Recorded data
------------------------------
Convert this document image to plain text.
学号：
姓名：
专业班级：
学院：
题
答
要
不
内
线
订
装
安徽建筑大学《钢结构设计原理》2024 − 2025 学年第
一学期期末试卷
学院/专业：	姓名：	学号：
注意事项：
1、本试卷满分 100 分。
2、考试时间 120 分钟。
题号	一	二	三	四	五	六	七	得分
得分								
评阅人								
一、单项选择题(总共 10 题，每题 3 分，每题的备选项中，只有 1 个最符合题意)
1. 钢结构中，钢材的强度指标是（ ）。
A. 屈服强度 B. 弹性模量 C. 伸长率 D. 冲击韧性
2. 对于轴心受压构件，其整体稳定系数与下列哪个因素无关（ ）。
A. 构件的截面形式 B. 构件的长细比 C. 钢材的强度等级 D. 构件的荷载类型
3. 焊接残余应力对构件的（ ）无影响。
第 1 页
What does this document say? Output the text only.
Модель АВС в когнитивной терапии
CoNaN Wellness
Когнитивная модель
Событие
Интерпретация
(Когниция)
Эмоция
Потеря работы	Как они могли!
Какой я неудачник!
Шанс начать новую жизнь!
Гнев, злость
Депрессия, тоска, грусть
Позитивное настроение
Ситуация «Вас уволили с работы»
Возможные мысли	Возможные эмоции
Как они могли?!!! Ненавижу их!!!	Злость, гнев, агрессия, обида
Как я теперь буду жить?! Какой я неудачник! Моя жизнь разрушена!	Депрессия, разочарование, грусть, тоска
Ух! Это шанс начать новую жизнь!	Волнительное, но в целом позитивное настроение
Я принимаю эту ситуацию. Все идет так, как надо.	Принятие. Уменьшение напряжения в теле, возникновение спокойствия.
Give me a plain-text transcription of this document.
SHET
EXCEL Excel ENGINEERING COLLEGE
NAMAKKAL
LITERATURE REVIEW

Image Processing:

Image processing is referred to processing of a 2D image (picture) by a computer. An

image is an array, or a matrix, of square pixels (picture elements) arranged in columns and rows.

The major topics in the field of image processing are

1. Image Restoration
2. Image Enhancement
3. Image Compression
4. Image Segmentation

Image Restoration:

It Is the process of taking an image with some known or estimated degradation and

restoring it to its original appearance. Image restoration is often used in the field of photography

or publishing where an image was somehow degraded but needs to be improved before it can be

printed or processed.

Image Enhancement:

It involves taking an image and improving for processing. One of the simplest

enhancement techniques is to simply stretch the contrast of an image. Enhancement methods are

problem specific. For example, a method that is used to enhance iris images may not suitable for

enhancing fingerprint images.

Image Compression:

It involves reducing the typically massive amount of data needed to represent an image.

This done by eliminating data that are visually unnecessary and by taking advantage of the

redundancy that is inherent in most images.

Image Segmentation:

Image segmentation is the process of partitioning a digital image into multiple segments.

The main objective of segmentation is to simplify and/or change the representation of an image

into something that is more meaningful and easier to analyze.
------------------------------
▶ _Exercise objective_
Show each line in the entries that holds the string "настроение".

▶ _The reply_
Позитивное настроение
Ух! Это шанс начать новую жизнь!	Волнительное, но в целом позитивное настроение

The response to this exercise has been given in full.